(DO THIS): Show every line in the entries below where the word "correspondiente" appears.

(RECORDS FOR THE TASK):

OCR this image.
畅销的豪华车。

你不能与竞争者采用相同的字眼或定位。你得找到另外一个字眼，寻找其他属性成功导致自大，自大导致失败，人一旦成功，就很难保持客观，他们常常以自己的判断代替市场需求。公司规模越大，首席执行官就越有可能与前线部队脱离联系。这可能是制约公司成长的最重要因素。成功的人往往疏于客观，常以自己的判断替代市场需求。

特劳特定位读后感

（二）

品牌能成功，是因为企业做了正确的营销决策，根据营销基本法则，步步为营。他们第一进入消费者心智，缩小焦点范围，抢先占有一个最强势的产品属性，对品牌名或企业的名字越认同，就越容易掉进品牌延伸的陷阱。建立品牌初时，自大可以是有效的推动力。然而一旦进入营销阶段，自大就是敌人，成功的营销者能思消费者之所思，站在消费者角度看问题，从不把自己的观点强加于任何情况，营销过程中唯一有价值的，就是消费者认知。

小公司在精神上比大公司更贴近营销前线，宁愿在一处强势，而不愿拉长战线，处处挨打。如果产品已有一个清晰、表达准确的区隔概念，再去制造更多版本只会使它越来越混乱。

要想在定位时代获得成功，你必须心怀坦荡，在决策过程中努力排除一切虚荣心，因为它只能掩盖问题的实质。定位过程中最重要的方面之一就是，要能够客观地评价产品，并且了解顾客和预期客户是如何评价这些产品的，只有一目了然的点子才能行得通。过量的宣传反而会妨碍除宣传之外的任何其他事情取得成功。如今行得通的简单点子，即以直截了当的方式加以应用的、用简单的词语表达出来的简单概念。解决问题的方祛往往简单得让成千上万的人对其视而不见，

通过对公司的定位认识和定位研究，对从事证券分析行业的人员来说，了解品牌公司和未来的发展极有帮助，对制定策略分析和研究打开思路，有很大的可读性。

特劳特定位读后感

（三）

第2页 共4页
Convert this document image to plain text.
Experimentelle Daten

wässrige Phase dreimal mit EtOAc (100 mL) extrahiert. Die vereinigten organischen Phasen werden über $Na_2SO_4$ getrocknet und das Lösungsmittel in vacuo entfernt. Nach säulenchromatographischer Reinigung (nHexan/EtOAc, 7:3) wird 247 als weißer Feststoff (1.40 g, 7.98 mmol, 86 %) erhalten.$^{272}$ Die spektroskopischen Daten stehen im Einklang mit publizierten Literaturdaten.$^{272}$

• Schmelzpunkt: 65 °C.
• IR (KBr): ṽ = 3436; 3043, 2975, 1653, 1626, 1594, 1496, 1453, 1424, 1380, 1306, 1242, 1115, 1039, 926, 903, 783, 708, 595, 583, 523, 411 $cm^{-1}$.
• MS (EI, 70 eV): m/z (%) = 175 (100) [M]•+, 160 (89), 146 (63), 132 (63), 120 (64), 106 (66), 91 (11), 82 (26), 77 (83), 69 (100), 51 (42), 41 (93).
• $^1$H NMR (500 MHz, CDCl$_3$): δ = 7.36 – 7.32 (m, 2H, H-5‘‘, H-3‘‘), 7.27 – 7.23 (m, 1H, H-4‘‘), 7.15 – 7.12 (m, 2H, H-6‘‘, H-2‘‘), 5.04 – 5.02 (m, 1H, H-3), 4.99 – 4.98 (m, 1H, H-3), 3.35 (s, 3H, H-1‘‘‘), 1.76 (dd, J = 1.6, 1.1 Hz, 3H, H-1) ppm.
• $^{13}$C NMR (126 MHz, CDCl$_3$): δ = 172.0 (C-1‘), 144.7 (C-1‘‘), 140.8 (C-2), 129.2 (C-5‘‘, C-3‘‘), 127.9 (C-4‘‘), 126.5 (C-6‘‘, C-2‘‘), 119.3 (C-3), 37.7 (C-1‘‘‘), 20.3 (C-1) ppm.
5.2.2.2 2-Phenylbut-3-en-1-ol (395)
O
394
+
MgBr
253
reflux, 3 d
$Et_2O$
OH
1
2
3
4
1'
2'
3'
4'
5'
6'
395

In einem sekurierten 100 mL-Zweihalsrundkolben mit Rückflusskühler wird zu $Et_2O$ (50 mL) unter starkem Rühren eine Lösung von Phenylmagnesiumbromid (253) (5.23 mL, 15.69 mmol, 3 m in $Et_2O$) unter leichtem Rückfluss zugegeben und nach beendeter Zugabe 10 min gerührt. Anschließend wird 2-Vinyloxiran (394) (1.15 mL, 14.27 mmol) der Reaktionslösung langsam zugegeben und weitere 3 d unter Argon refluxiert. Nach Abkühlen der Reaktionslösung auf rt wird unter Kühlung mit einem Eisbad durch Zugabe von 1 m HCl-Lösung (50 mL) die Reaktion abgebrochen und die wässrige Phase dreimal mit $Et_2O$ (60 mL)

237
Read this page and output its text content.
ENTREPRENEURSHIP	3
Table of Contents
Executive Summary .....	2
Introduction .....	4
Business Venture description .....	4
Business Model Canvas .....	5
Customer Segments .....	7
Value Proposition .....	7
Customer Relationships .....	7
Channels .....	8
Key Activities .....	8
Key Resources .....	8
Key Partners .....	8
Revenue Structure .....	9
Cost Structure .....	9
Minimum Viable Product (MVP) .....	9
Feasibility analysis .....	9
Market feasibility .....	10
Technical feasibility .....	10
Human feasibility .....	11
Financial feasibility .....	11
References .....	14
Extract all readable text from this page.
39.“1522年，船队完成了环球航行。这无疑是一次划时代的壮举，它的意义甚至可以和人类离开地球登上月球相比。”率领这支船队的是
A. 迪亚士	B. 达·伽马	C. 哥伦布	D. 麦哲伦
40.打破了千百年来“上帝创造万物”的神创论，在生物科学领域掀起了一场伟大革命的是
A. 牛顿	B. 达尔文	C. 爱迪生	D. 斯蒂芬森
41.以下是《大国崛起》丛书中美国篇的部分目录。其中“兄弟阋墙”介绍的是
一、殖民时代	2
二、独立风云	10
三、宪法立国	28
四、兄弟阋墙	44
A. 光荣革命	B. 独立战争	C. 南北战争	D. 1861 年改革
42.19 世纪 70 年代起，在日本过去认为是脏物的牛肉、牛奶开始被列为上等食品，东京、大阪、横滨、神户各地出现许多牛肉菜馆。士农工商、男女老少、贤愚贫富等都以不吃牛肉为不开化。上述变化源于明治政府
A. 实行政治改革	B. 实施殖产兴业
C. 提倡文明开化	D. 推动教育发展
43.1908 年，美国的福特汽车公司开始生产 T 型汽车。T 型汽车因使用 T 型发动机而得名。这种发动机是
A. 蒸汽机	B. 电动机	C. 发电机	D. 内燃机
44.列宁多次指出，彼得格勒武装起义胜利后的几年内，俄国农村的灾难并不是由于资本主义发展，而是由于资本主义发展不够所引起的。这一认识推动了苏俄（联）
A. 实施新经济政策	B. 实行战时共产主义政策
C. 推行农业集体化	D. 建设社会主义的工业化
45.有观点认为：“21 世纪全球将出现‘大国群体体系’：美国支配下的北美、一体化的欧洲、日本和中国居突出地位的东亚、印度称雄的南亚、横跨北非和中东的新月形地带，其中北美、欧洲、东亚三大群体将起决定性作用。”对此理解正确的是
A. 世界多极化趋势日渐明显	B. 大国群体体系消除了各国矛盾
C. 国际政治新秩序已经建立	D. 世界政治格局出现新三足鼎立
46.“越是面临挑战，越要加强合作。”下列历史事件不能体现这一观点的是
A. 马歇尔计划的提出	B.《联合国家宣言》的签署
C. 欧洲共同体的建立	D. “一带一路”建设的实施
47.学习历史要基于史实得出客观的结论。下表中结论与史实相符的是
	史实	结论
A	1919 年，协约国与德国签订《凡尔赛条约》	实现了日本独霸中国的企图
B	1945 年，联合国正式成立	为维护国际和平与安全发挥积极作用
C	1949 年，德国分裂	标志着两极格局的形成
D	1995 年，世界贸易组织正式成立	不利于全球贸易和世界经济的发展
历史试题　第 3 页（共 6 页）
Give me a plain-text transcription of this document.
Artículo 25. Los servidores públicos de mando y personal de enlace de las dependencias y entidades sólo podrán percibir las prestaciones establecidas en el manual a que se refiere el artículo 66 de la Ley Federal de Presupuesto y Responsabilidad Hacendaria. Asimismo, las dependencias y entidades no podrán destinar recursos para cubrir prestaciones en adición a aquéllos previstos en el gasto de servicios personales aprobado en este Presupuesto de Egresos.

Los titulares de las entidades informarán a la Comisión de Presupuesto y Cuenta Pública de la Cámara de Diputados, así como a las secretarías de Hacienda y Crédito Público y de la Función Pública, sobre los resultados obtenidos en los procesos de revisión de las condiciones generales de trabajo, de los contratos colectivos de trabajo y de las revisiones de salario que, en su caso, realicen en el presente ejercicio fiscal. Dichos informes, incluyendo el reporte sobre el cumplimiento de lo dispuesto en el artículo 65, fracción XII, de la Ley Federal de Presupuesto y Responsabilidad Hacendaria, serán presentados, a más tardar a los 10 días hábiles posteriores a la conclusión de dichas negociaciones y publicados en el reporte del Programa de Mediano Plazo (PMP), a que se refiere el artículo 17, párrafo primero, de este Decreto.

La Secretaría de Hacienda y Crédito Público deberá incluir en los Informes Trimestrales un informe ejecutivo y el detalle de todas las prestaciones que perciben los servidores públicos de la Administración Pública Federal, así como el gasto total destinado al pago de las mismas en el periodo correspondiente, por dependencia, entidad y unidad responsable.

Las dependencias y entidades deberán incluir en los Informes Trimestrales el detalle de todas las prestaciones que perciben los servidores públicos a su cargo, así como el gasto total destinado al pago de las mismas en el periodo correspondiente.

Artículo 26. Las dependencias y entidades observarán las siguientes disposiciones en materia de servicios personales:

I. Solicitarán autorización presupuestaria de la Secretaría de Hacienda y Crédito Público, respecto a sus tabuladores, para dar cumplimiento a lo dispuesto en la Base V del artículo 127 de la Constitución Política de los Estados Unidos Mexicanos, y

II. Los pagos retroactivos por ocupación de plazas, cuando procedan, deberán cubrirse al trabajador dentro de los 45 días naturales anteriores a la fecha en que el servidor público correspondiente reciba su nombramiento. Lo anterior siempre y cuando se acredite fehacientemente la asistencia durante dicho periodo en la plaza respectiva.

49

(CORRECT RESPONSE):
La Secretaría de Hacienda y Crédito Público deberá incluir en los Informes Trimestrales un informe ejecutivo y el detalle de todas las prestaciones que perciben los servidores públicos de la Administración Pública Federal, así como el gasto total destinado al pago de las mismas en el periodo correspondiente, por dependencia, entidad y unidad responsable.
Las dependencias y entidades deberán incluir en los Informes Trimestrales el detalle de todas las prestaciones que perciben los servidores públicos a su cargo, así como el gasto total destinado al pago de las mismas en el periodo correspondiente.
II. Los pagos retroactivos por ocupación de plazas, cuando procedan, deberán cubrirse al trabajador dentro de los 45 días naturales anteriores a la fecha en que el servidor público correspondiente reciba su nombramiento. Lo anterior siempre y cuando se acredite fehacientemente la asistencia durante dicho periodo en la plaza respectiva.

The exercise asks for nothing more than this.